Directive: Find the lines holding "source" and copy them.

Listed entries:
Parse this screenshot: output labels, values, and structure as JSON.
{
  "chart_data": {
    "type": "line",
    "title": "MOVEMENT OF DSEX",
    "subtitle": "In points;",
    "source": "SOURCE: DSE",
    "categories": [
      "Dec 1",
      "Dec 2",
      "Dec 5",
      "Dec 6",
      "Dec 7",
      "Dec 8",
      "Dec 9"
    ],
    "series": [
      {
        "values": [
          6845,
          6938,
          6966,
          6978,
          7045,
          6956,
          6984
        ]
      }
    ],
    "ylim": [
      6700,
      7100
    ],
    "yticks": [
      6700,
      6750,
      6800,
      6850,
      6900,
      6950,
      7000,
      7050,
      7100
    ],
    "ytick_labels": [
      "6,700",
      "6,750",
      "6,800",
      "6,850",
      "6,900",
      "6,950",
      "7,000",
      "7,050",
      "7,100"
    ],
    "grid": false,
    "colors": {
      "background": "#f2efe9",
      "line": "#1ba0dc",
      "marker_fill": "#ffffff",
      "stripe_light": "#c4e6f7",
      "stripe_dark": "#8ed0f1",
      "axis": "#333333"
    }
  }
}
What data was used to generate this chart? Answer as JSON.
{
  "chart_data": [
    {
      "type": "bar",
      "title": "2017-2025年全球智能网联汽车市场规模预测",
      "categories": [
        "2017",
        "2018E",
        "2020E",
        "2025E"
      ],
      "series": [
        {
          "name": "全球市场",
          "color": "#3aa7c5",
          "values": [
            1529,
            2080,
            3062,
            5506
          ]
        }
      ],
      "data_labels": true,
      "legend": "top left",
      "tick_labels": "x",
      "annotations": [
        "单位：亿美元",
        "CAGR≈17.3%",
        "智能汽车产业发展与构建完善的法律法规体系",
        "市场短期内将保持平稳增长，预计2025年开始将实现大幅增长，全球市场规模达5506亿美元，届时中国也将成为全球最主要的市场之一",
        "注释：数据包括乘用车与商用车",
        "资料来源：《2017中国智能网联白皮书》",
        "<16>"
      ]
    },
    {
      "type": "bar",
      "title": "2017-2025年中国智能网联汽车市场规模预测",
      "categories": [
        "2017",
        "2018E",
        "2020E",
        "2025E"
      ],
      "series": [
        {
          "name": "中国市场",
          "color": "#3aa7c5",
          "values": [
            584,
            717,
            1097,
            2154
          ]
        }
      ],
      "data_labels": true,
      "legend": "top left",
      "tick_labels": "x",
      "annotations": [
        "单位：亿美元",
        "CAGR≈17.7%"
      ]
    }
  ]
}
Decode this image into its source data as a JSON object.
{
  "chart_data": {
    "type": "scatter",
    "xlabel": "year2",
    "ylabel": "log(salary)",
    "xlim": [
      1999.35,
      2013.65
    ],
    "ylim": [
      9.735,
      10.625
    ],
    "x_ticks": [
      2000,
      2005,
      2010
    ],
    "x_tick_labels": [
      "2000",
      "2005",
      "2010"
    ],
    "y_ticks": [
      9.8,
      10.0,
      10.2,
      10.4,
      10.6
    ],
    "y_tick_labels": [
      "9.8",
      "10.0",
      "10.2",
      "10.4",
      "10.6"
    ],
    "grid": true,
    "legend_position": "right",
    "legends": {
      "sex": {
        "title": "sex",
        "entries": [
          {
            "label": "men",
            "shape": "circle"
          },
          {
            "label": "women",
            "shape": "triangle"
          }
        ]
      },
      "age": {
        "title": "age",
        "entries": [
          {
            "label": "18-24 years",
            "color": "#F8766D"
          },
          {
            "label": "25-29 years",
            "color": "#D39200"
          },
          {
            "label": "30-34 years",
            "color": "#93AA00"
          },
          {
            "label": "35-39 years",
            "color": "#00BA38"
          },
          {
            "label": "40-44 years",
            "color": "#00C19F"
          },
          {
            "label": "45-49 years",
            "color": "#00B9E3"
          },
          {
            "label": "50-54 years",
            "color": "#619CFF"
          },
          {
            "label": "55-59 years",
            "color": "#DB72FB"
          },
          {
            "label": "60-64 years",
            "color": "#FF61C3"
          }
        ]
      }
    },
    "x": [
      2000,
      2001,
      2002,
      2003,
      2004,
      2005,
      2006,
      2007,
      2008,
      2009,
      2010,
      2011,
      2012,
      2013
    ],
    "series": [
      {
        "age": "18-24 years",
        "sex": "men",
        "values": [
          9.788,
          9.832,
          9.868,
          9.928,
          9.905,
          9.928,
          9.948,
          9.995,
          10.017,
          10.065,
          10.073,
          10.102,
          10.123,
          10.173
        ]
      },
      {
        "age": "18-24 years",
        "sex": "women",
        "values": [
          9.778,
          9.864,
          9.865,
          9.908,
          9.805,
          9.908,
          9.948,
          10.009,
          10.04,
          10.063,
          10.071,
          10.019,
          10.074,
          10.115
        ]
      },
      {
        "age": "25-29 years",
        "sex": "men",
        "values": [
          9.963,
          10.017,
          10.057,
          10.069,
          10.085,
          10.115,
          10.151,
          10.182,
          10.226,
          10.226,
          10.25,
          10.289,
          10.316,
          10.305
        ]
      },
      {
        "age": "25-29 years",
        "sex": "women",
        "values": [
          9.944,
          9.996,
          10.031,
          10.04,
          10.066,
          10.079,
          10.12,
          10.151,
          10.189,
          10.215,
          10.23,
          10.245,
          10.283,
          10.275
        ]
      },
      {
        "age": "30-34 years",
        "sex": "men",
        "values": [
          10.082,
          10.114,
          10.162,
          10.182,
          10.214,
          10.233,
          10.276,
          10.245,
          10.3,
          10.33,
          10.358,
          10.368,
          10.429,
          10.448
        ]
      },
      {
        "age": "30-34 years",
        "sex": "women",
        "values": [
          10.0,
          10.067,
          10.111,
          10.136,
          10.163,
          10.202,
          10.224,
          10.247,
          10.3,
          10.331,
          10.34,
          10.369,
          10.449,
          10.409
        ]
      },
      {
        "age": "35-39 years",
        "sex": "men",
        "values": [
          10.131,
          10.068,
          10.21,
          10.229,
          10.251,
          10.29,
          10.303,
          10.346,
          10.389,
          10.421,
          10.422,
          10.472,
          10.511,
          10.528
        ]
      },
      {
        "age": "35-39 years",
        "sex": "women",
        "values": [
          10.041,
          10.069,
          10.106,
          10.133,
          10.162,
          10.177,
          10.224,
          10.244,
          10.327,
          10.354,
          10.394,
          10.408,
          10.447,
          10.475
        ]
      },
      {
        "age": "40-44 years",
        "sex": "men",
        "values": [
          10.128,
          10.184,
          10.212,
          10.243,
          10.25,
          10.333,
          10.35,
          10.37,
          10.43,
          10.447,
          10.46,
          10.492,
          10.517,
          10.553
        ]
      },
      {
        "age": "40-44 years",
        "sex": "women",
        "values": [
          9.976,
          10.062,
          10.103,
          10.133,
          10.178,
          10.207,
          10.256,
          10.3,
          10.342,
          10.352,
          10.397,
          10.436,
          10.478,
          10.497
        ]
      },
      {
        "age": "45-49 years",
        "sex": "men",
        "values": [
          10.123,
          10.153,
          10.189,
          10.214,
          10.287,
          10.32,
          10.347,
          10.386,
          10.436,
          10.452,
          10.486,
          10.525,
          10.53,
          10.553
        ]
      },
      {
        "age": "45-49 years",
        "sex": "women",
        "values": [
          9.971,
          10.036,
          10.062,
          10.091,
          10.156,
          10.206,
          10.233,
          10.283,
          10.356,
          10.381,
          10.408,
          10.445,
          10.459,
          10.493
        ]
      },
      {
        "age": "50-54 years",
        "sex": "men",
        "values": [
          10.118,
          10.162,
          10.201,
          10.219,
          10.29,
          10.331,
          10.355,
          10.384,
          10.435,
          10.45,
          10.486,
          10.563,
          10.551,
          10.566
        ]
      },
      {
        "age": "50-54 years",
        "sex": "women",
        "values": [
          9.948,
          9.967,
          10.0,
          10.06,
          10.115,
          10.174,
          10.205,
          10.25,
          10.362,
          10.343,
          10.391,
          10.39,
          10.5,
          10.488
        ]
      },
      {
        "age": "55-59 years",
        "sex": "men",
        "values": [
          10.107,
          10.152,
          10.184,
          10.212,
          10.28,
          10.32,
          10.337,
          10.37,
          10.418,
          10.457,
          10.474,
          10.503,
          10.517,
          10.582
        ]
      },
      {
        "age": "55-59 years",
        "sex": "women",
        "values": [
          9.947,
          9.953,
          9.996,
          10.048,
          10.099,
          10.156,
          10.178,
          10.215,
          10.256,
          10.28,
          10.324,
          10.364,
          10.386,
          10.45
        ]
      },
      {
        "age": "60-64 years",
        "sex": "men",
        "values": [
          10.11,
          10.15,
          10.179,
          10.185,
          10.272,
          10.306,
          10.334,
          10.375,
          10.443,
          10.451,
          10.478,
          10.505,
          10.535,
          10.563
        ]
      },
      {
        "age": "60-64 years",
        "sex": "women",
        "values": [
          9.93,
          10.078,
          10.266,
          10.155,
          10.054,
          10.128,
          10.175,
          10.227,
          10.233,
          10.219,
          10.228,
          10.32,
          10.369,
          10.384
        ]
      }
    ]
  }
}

Reply to the task:
    "source": "SOURCE: DSE",
Decode this image into its source data as a JSON object.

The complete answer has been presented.